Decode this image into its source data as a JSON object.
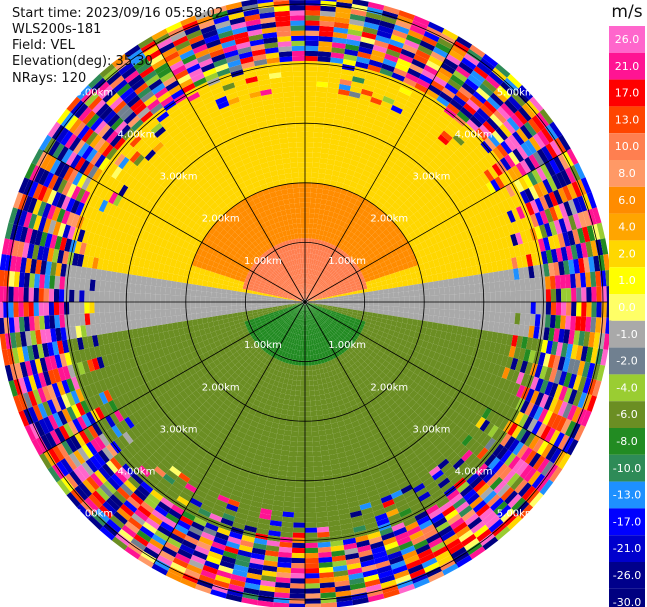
{
  "header": {
    "start_time": "Start time: 2023/09/16 05:58:02",
    "instrument": "WLS200s-181",
    "field": "Field: VEL",
    "elevation": "Elevation(deg): 35.30",
    "nrays": "NRays: 120"
  },
  "chart_data": {
    "type": "heatmap",
    "projection": "polar PPI (plan position indicator)",
    "field": "VEL",
    "units": "m/s",
    "elevation_deg": 35.3,
    "nrays": 120,
    "range_rings": [
      {
        "value": 1.0,
        "label": "1.00km"
      },
      {
        "value": 2.0,
        "label": "2.00km"
      },
      {
        "value": 3.0,
        "label": "3.00km"
      },
      {
        "value": 4.0,
        "label": "4.00km"
      },
      {
        "value": 5.0,
        "label": "5.00km"
      }
    ],
    "spokes_deg": [
      0,
      30,
      60,
      90,
      120,
      150,
      180,
      210,
      240,
      270,
      300,
      330
    ],
    "colorbar": {
      "title": "m/s",
      "ticks": [
        "26.0",
        "21.0",
        "17.0",
        "13.0",
        "10.0",
        "8.0",
        "6.0",
        "4.0",
        "2.0",
        "1.0",
        "0.0",
        "-1.0",
        "-2.0",
        "-4.0",
        "-6.0",
        "-8.0",
        "-10.0",
        "-13.0",
        "-17.0",
        "-21.0",
        "-26.0",
        "-30.0"
      ],
      "colors": [
        "#ff66cc",
        "#ff1493",
        "#ff0000",
        "#ff4500",
        "#ff7f50",
        "#ff9966",
        "#ff8c00",
        "#ffa500",
        "#ffd700",
        "#ffff00",
        "#ffff66",
        "#a9a9a9",
        "#708090",
        "#9acd32",
        "#6b8e23",
        "#228b22",
        "#2e8b57",
        "#1e90ff",
        "#0000ff",
        "#0000cd",
        "#00008b",
        "#000080"
      ]
    },
    "velocity_pattern": {
      "NE_sector_m_s": 2.0,
      "N_near_m_s": 6.0,
      "core_N_m_s": 10.0,
      "E_W_band_m_s": -1.0,
      "S_sector_m_s": -4.0,
      "core_S_m_s": -8.0,
      "noise_beyond_km": 4.0
    }
  }
}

▶ _Exercise details_: Set down the complete material exactly, but do not include the images.

▶ _Response_:
Decode this image into its source data as a JSON object.
{
  "header": {
    "start_time": "Start time: 2023/09/16 05:58:02",
    "instrument": "WLS200s-181",
    "field": "Field: VEL",
    "elevation": "Elevation(deg): 35.30",
    "nrays": "NRays: 120"
  },
  "chart_data": {
    "type": "heatmap",
    "projection": "polar PPI (plan position indicator)",
    "field": "VEL",
    "units": "m/s",
    "elevation_deg": 35.3,
    "nrays": 120,
    "range_rings": [
      {
        "value": 1.0,
        "label": "1.00km"
      },
      {
        "value": 2.0,
        "label": "2.00km"
      },
      {
        "value": 3.0,
        "label": "3.00km"
      },
      {
        "value": 4.0,
        "label": "4.00km"
      },
      {
        "value": 5.0,
        "label": "5.00km"
      }
    ],
    "spokes_deg": [
      0,
      30,
      60,
      90,
      120,
      150,
      180,
      210,
      240,
      270,
      300,
      330
    ],
    "colorbar": {
      "title": "m/s",
      "ticks": [
        "26.0",
        "21.0",
        "17.0",
        "13.0",
        "10.0",
        "8.0",
        "6.0",
        "4.0",
        "2.0",
        "1.0",
        "0.0",
        "-1.0",
        "-2.0",
        "-4.0",
        "-6.0",
        "-8.0",
        "-10.0",
        "-13.0",
        "-17.0",
        "-21.0",
        "-26.0",
        "-30.0"
      ],
      "colors": [
        "#ff66cc",
        "#ff1493",
        "#ff0000",
        "#ff4500",
        "#ff7f50",
        "#ff9966",
        "#ff8c00",
        "#ffa500",
        "#ffd700",
        "#ffff00",
        "#ffff66",
        "#a9a9a9",
        "#708090",
        "#9acd32",
        "#6b8e23",
        "#228b22",
        "#2e8b57",
        "#1e90ff",
        "#0000ff",
        "#0000cd",
        "#00008b",
        "#000080"
      ]
    },
    "velocity_pattern": {
      "NE_sector_m_s": 2.0,
      "N_near_m_s": 6.0,
      "core_N_m_s": 10.0,
      "E_W_band_m_s": -1.0,
      "S_sector_m_s": -4.0,
      "core_S_m_s": -8.0,
      "noise_beyond_km": 4.0
    }
  }
}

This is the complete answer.